═══ TASK MATERIAL ═══

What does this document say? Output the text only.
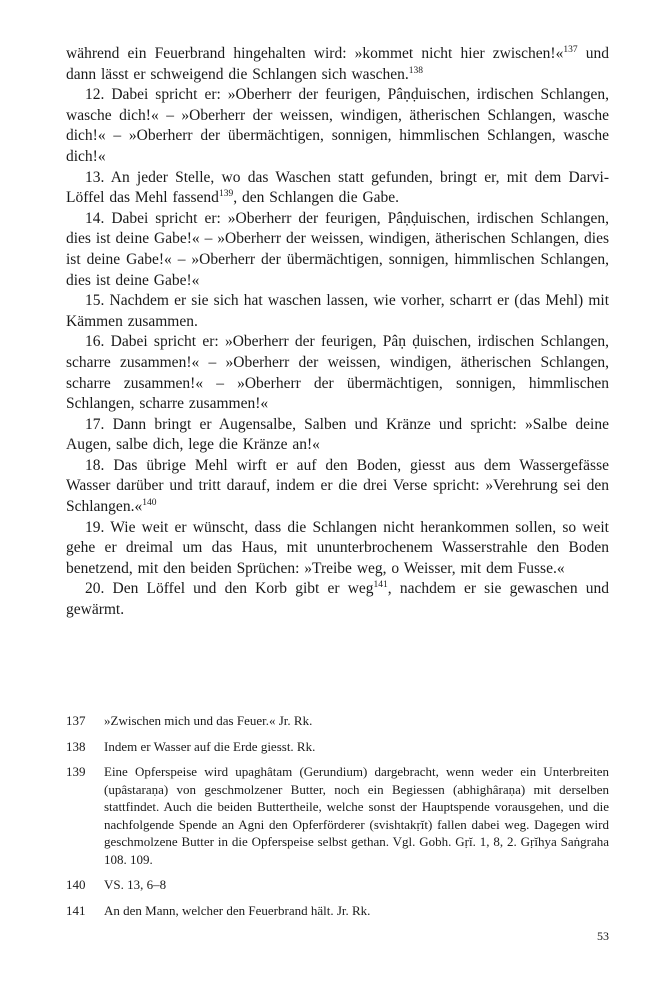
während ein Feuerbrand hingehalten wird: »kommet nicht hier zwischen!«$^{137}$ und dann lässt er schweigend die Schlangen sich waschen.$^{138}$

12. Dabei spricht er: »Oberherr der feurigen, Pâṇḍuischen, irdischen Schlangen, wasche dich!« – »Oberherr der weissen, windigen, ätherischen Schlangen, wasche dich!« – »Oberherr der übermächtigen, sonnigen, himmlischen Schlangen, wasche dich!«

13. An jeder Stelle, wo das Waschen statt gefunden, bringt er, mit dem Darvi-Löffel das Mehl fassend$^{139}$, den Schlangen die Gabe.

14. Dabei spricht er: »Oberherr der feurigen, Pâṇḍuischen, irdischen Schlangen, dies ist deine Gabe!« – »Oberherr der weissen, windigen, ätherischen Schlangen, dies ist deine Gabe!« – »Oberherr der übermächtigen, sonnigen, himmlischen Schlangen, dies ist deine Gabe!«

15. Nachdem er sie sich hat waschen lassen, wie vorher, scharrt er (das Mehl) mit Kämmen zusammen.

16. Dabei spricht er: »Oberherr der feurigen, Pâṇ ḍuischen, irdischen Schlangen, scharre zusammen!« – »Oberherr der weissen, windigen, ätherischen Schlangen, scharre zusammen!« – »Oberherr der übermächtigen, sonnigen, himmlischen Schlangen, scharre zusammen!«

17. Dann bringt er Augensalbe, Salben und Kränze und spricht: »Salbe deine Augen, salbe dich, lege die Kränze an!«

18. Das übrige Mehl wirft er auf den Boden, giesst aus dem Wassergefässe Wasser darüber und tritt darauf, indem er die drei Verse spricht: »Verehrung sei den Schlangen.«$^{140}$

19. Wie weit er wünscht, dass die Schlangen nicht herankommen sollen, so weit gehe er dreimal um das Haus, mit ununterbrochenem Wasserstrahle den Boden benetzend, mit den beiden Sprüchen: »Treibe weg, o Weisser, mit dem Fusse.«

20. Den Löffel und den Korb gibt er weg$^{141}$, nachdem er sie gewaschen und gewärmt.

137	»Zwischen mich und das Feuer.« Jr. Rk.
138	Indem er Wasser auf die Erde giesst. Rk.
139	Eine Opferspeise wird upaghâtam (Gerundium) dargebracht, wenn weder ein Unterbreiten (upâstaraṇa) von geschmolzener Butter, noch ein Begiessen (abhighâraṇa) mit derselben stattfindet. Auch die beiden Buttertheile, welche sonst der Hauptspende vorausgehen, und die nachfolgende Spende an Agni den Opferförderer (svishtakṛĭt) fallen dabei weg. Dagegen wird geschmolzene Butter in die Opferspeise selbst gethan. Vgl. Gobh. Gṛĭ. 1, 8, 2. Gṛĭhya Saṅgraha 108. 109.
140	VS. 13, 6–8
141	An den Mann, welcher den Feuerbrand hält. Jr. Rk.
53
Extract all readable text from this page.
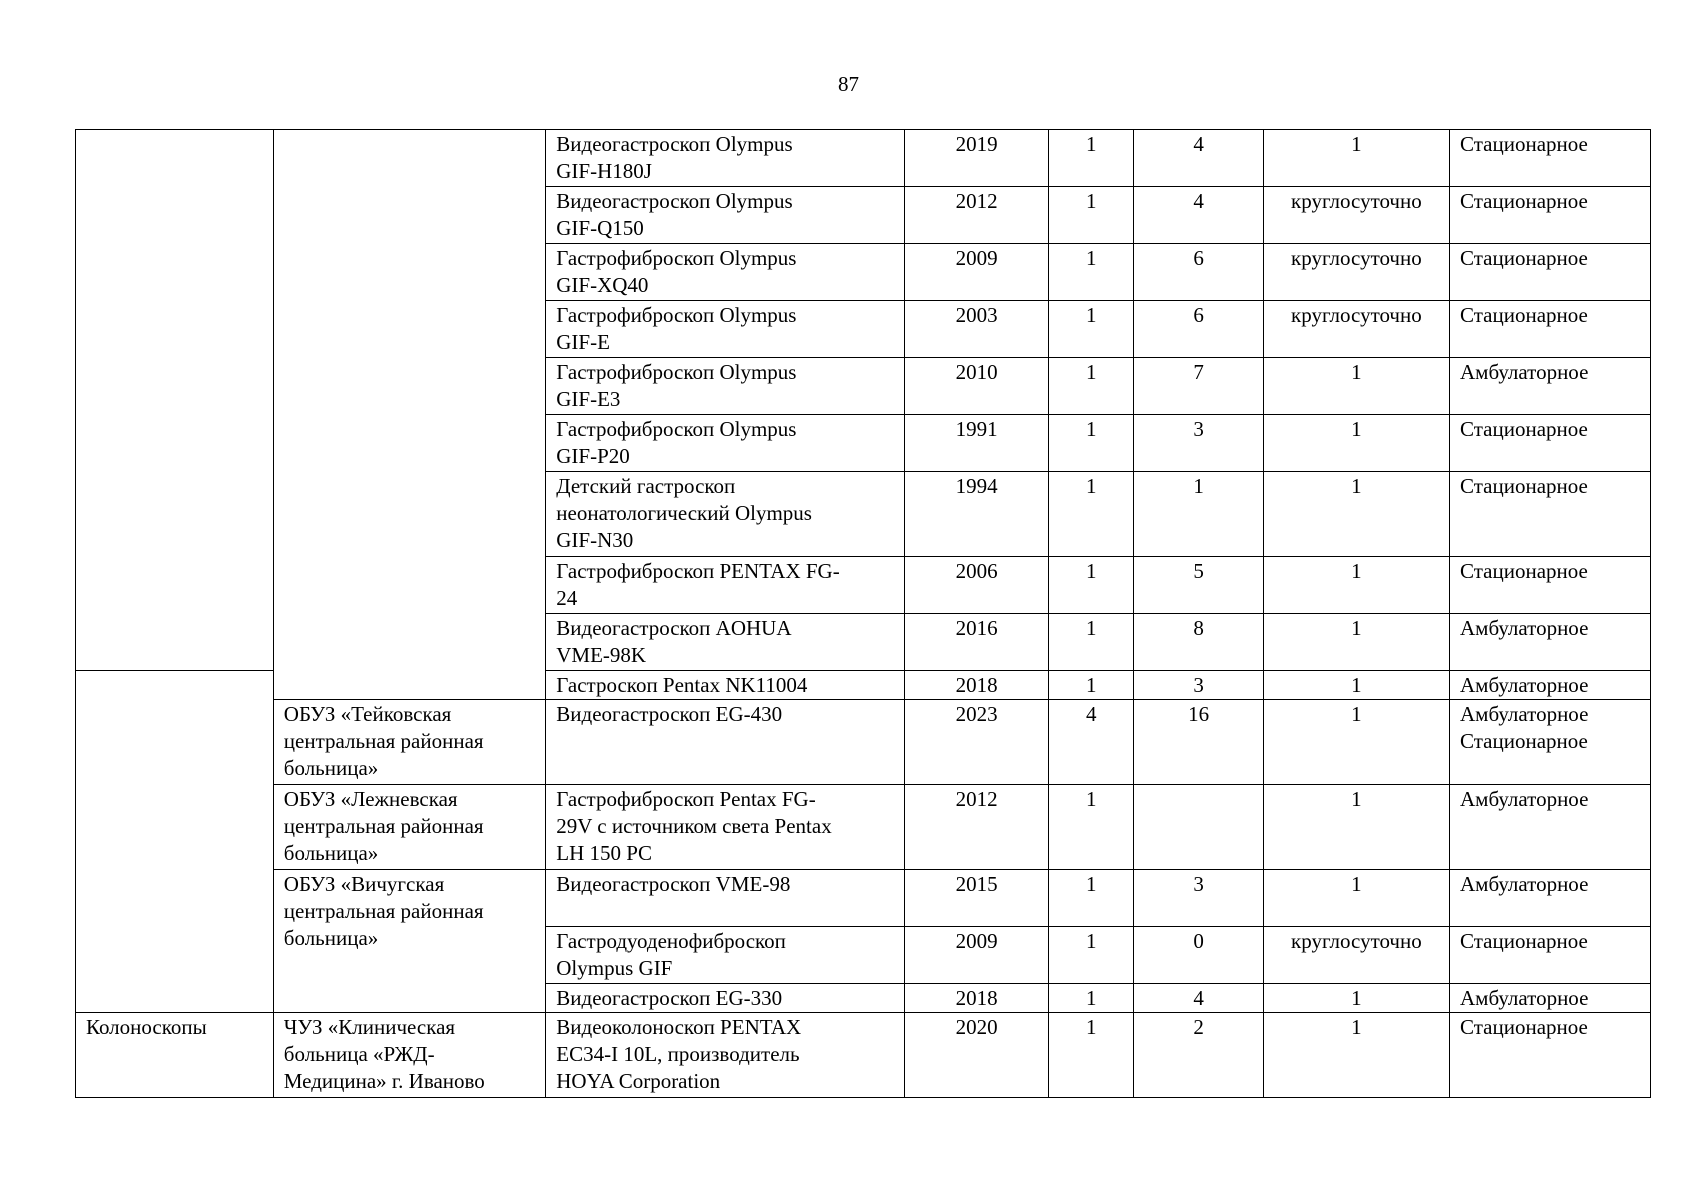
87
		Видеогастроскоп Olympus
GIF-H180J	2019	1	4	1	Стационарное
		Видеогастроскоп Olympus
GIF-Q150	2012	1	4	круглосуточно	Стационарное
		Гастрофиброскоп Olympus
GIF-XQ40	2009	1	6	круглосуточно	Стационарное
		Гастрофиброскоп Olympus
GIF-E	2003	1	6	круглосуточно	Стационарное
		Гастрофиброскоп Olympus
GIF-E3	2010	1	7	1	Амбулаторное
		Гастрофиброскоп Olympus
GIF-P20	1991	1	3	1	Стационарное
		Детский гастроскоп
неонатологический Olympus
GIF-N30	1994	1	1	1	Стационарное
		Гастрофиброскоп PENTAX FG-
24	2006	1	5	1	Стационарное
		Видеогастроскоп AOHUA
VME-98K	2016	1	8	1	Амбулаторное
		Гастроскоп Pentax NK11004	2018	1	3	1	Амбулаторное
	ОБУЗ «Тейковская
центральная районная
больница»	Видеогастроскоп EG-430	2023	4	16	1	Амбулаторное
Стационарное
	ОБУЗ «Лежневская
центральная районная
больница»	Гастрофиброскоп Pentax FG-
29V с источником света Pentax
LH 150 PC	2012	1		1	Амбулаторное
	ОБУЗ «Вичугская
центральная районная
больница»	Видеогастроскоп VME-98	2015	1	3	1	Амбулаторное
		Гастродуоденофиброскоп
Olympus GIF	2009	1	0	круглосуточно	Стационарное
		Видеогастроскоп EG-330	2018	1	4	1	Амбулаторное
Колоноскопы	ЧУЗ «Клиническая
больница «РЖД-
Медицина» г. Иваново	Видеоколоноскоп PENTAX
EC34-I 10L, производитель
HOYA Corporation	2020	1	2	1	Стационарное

═══
═══ TASK MATERIAL ═══

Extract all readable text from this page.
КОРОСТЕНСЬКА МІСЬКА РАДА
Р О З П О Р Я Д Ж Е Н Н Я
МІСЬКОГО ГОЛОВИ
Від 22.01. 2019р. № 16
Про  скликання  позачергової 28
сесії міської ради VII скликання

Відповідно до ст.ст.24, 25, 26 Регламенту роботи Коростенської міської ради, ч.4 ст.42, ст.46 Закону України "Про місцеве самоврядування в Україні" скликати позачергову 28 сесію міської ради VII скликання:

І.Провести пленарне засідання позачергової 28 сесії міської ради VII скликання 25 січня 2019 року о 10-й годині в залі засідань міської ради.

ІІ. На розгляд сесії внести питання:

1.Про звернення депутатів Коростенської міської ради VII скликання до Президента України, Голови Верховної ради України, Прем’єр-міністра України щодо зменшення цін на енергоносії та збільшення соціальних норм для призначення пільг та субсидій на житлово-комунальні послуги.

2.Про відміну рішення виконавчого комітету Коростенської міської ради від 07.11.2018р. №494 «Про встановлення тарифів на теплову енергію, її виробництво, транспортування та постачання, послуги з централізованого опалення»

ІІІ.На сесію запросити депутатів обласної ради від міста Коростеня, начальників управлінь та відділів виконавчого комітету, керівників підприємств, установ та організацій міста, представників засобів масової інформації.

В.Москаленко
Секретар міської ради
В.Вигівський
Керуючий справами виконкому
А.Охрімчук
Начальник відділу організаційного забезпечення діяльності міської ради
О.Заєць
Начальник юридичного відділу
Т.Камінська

═══

**THE REQUEST:**
State how many lines hold the word "послуги". The number is the whole answer.

**SOLUTION TO THIS EXERCISE:**
2